**TASK DETAILS:**
Below is a listing; copy all of it exactly.

===== EXERCISE MATERIAL

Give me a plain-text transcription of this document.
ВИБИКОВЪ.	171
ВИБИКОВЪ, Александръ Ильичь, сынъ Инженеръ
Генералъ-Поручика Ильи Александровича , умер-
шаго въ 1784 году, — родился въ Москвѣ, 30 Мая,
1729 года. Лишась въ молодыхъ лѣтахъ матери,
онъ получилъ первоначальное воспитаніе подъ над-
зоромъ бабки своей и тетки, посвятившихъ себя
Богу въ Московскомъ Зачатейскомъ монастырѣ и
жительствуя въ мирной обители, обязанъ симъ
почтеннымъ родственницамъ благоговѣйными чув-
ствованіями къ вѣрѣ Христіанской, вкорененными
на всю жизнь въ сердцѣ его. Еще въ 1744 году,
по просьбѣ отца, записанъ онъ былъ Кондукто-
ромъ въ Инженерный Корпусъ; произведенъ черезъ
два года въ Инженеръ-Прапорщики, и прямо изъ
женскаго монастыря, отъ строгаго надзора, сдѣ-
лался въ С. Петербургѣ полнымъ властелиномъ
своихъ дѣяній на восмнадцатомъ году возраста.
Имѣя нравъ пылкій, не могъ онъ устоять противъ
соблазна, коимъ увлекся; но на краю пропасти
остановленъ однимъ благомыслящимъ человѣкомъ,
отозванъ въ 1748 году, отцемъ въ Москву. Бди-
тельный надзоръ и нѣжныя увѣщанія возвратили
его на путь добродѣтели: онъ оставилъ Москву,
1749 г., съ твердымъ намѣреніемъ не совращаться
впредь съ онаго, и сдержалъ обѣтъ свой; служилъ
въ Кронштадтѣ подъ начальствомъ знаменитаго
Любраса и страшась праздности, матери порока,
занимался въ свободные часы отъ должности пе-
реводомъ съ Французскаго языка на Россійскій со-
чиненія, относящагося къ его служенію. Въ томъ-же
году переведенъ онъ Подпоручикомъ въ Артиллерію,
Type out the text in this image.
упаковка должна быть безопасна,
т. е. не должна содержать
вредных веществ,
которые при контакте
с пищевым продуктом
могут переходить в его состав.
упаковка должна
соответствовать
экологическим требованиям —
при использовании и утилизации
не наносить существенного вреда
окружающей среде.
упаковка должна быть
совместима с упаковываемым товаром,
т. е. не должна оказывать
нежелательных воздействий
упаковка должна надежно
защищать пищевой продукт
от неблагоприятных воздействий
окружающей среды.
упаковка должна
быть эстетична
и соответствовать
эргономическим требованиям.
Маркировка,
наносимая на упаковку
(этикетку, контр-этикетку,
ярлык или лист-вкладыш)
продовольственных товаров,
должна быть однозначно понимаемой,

==========

**EXERCISE SOLUTION:**
Give me a plain-text transcription of this document.
ВИБИКОВЪ.	171
ВИБИКОВЪ, Александръ Ильичь, сынъ Инженеръ
Генералъ-Поручика Ильи Александровича , умер-
шаго въ 1784 году, — родился въ Москвѣ, 30 Мая,
1729 года. Лишась въ молодыхъ лѣтахъ матери,
онъ получилъ первоначальное воспитаніе подъ над-
зоромъ бабки своей и тетки, посвятившихъ себя
Богу въ Московскомъ Зачатейскомъ монастырѣ и
жительствуя въ мирной обители, обязанъ симъ
почтеннымъ родственницамъ благоговѣйными чув-
ствованіями къ вѣрѣ Христіанской, вкорененными
на всю жизнь въ сердцѣ его. Еще въ 1744 году,
по просьбѣ отца, записанъ онъ былъ Кондукто-
ромъ въ Инженерный Корпусъ; произведенъ черезъ
два года въ Инженеръ-Прапорщики, и прямо изъ
женскаго монастыря, отъ строгаго надзора, сдѣ-
лался въ С. Петербургѣ полнымъ властелиномъ
своихъ дѣяній на восмнадцатомъ году возраста.
Имѣя нравъ пылкій, не могъ онъ устоять противъ
соблазна, коимъ увлекся; но на краю пропасти
остановленъ однимъ благомыслящимъ человѣкомъ,
отозванъ въ 1748 году, отцемъ въ Москву. Бди-
тельный надзоръ и нѣжныя увѣщанія возвратили
его на путь добродѣтели: онъ оставилъ Москву,
1749 г., съ твердымъ намѣреніемъ не совращаться
впредь съ онаго, и сдержалъ обѣтъ свой; служилъ
въ Кронштадтѣ подъ начальствомъ знаменитаго
Любраса и страшась праздности, матери порока,
занимался въ свободные часы отъ должности пе-
реводомъ съ Французскаго языка на Россійскій со-
чиненія, относящагося къ его служенію. Въ томъ-же
году переведенъ онъ Подпоручикомъ въ Артиллерію,
Type out the text in this image.
упаковка должна быть безопасна,
т. е. не должна содержать
вредных веществ,
которые при контакте
с пищевым продуктом
могут переходить в его состав.
упаковка должна
соответствовать
экологическим требованиям —
при использовании и утилизации
не наносить существенного вреда
окружающей среде.
упаковка должна быть
совместима с упаковываемым товаром,
т. е. не должна оказывать
нежелательных воздействий
упаковка должна надежно
защищать пищевой продукт
от неблагоприятных воздействий
окружающей среды.
упаковка должна
быть эстетична
и соответствовать
эргономическим требованиям.
Маркировка,
наносимая на упаковку
(этикетку, контр-этикетку,
ярлык или лист-вкладыш)
продовольственных товаров,
должна быть однозначно понимаемой,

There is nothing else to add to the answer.